● **What to work on**
Reproduce every line of the listing below verbatim, leaving out the pictures.
** BEGIN Task data **
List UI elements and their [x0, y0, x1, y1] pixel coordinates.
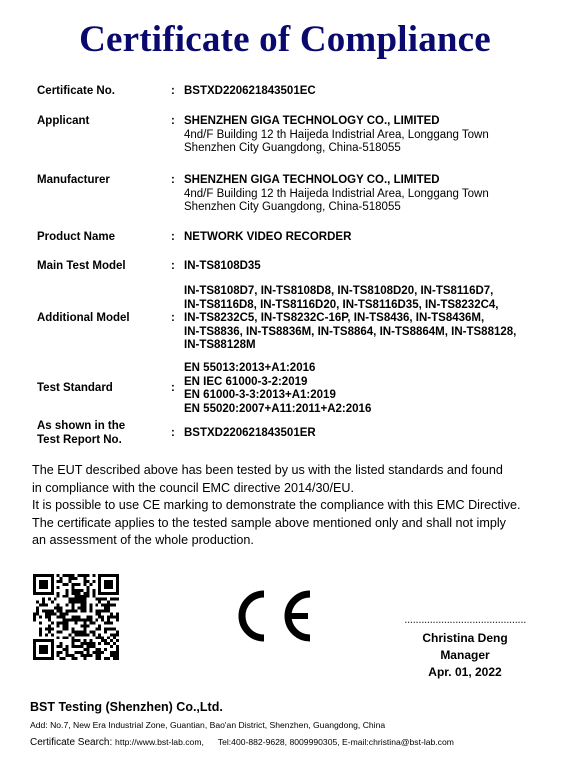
applicant-label: Applicant — [37, 115, 167, 129]
issuer-address: Add: No.7, New Era Industrial Zone, Guan… — [30, 720, 385, 730]
certificate-no-label: Certificate No. — [37, 85, 167, 99]
additional-model-line: IN-TS8232C5, IN-TS8232C-16P, IN-TS8436, … — [184, 312, 554, 326]
certificate-title: Certificate of Compliance — [0, 18, 570, 61]
signatory-title: Manager — [400, 647, 530, 664]
test-standard-list: EN 55013:2013+A1:2016 EN IEC 61000-3-2:2… — [184, 362, 554, 416]
applicant-name: SHENZHEN GIGA TECHNOLOGY CO., LIMITED — [184, 115, 554, 129]
additional-model-label: Additional Model — [37, 312, 167, 326]
ce-mark-icon — [226, 586, 314, 646]
statement-line: It is possible to use CE marking to demo… — [32, 497, 552, 515]
test-report-label-line2: Test Report No. — [37, 434, 167, 448]
test-report-label: As shown in the Test Report No. — [37, 420, 167, 447]
colon: : — [171, 231, 175, 245]
test-standard-line: EN 55020:2007+A11:2011+A2:2016 — [184, 403, 554, 417]
colon: : — [171, 115, 175, 129]
product-name-label: Product Name — [37, 231, 167, 245]
test-standard-line: EN 61000-3-3:2013+A1:2019 — [184, 389, 554, 403]
search-url[interactable]: http://www.bst-lab.com, — [115, 737, 204, 747]
additional-model-line: IN-TS8116D8, IN-TS8116D20, IN-TS8116D35,… — [184, 299, 554, 313]
statement-line: in compliance with the council EMC direc… — [32, 480, 552, 498]
additional-model-line: IN-TS88128M — [184, 339, 554, 353]
main-test-model-value: IN-TS8108D35 — [184, 260, 554, 274]
manufacturer-address-line1: 4nd/F Building 12 th Haijeda Indistrial … — [184, 188, 554, 202]
test-report-value: BSTXD220621843501ER — [184, 427, 554, 441]
manufacturer-name: SHENZHEN GIGA TECHNOLOGY CO., LIMITED — [184, 174, 554, 188]
issuer-company: BST Testing (Shenzhen) Co.,Ltd. — [30, 700, 223, 714]
applicant-value: SHENZHEN GIGA TECHNOLOGY CO., LIMITED 4n… — [184, 115, 554, 156]
statement-line: The EUT described above has been tested … — [32, 462, 552, 480]
signature-line: ........................................… — [400, 614, 530, 624]
colon: : — [171, 427, 175, 441]
applicant-address-line1: 4nd/F Building 12 th Haijeda Indistrial … — [184, 129, 554, 143]
test-standard-label: Test Standard — [37, 382, 167, 396]
colon: : — [171, 382, 175, 396]
colon: : — [171, 174, 175, 188]
manufacturer-value: SHENZHEN GIGA TECHNOLOGY CO., LIMITED 4n… — [184, 174, 554, 215]
colon: : — [171, 312, 175, 326]
compliance-statement: The EUT described above has been tested … — [32, 462, 552, 550]
colon: : — [171, 85, 175, 99]
certificate-search: Certificate Search: http://www.bst-lab.c… — [30, 737, 454, 748]
test-standard-line: EN IEC 61000-3-2:2019 — [184, 376, 554, 390]
additional-model-line: IN-TS8108D7, IN-TS8108D8, IN-TS8108D20, … — [184, 285, 554, 299]
certificate-no-value: BSTXD220621843501EC — [184, 85, 554, 99]
main-test-model-label: Main Test Model — [37, 260, 167, 274]
signature-date: Apr. 01, 2022 — [400, 664, 530, 681]
colon: : — [171, 260, 175, 274]
test-report-label-line1: As shown in the — [37, 420, 167, 434]
signature-block: ........................................… — [400, 614, 530, 681]
statement-line: an assessment of the whole production. — [32, 532, 552, 550]
search-label: Certificate Search: — [30, 737, 112, 748]
additional-model-list: IN-TS8108D7, IN-TS8108D8, IN-TS8108D20, … — [184, 285, 554, 353]
signatory-name: Christina Deng — [400, 630, 530, 647]
additional-model-line: IN-TS8836, IN-TS8836M, IN-TS8864, IN-TS8… — [184, 326, 554, 340]
manufacturer-address-line2: Shenzhen City Guangdong, China-518055 — [184, 201, 554, 215]
product-name-value: NETWORK VIDEO RECORDER — [184, 231, 554, 245]
statement-line: The certificate applies to the tested sa… — [32, 515, 552, 533]
manufacturer-label: Manufacturer — [37, 174, 167, 188]
test-standard-line: EN 55013:2013+A1:2016 — [184, 362, 554, 376]
qr-code-icon — [33, 574, 119, 660]
applicant-address-line2: Shenzhen City Guangdong, China-518055 — [184, 142, 554, 156]
contact-info: Tel:400-882-9628, 8009990305, E-mail:chr… — [218, 737, 454, 747]
additional-model-row: Additional Model : IN-TS8108D7, IN-TS810… — [37, 285, 547, 355]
** END Task data **
● **Expected answer**
List UI elements and their [x0, y0, x1, y1] pixel coordinates.
applicant-label: Applicant — [37, 115, 167, 129]
issuer-address: Add: No.7, New Era Industrial Zone, Guan… — [30, 720, 385, 730]
certificate-no-label: Certificate No. — [37, 85, 167, 99]
additional-model-line: IN-TS8232C5, IN-TS8232C-16P, IN-TS8436, … — [184, 312, 554, 326]
certificate-title: Certificate of Compliance — [0, 18, 570, 61]
signatory-title: Manager — [400, 647, 530, 664]
test-standard-list: EN 55013:2013+A1:2016 EN IEC 61000-3-2:2… — [184, 362, 554, 416]
applicant-name: SHENZHEN GIGA TECHNOLOGY CO., LIMITED — [184, 115, 554, 129]
additional-model-label: Additional Model — [37, 312, 167, 326]
ce-mark-icon — [226, 586, 314, 646]
statement-line: It is possible to use CE marking to demo… — [32, 497, 552, 515]
test-report-label-line2: Test Report No. — [37, 434, 167, 448]
test-report-label: As shown in the Test Report No. — [37, 420, 167, 447]
colon: : — [171, 231, 175, 245]
test-standard-line: EN 55020:2007+A11:2011+A2:2016 — [184, 403, 554, 417]
colon: : — [171, 115, 175, 129]
product-name-label: Product Name — [37, 231, 167, 245]
test-standard-line: EN 61000-3-3:2013+A1:2019 — [184, 389, 554, 403]
search-url[interactable]: http://www.bst-lab.com, — [115, 737, 204, 747]
additional-model-line: IN-TS8116D8, IN-TS8116D20, IN-TS8116D35,… — [184, 299, 554, 313]
statement-line: in compliance with the council EMC direc… — [32, 480, 552, 498]
additional-model-line: IN-TS88128M — [184, 339, 554, 353]
main-test-model-value: IN-TS8108D35 — [184, 260, 554, 274]
manufacturer-address-line1: 4nd/F Building 12 th Haijeda Indistrial … — [184, 188, 554, 202]
test-report-value: BSTXD220621843501ER — [184, 427, 554, 441]
manufacturer-name: SHENZHEN GIGA TECHNOLOGY CO., LIMITED — [184, 174, 554, 188]
issuer-company: BST Testing (Shenzhen) Co.,Ltd. — [30, 700, 223, 714]
applicant-value: SHENZHEN GIGA TECHNOLOGY CO., LIMITED 4n… — [184, 115, 554, 156]
statement-line: The EUT described above has been tested … — [32, 462, 552, 480]
signature-line: ........................................… — [400, 614, 530, 624]
colon: : — [171, 427, 175, 441]
applicant-address-line1: 4nd/F Building 12 th Haijeda Indistrial … — [184, 129, 554, 143]
test-standard-label: Test Standard — [37, 382, 167, 396]
colon: : — [171, 382, 175, 396]
colon: : — [171, 174, 175, 188]
manufacturer-value: SHENZHEN GIGA TECHNOLOGY CO., LIMITED 4n… — [184, 174, 554, 215]
colon: : — [171, 312, 175, 326]
compliance-statement: The EUT described above has been tested … — [32, 462, 552, 550]
colon: : — [171, 85, 175, 99]
certificate-search: Certificate Search: http://www.bst-lab.c… — [30, 737, 454, 748]
test-standard-line: EN IEC 61000-3-2:2019 — [184, 376, 554, 390]
additional-model-line: IN-TS8108D7, IN-TS8108D8, IN-TS8108D20, … — [184, 285, 554, 299]
certificate-no-value: BSTXD220621843501EC — [184, 85, 554, 99]
main-test-model-label: Main Test Model — [37, 260, 167, 274]
signature-date: Apr. 01, 2022 — [400, 664, 530, 681]
colon: : — [171, 260, 175, 274]
test-report-label-line1: As shown in the — [37, 420, 167, 434]
signature-block: ........................................… — [400, 614, 530, 681]
statement-line: an assessment of the whole production. — [32, 532, 552, 550]
search-label: Certificate Search: — [30, 737, 112, 748]
additional-model-list: IN-TS8108D7, IN-TS8108D8, IN-TS8108D20, … — [184, 285, 554, 353]
signatory-name: Christina Deng — [400, 630, 530, 647]
additional-model-line: IN-TS8836, IN-TS8836M, IN-TS8864, IN-TS8… — [184, 326, 554, 340]
manufacturer-address-line2: Shenzhen City Guangdong, China-518055 — [184, 201, 554, 215]
product-name-value: NETWORK VIDEO RECORDER — [184, 231, 554, 245]
statement-line: The certificate applies to the tested sa… — [32, 515, 552, 533]
manufacturer-label: Manufacturer — [37, 174, 167, 188]
test-standard-line: EN 55013:2013+A1:2016 — [184, 362, 554, 376]
qr-code-icon — [33, 574, 119, 660]
applicant-address-line2: Shenzhen City Guangdong, China-518055 — [184, 142, 554, 156]
contact-info: Tel:400-882-9628, 8009990305, E-mail:chr… — [218, 737, 454, 747]
additional-model-row: Additional Model : IN-TS8108D7, IN-TS810… — [37, 285, 547, 355]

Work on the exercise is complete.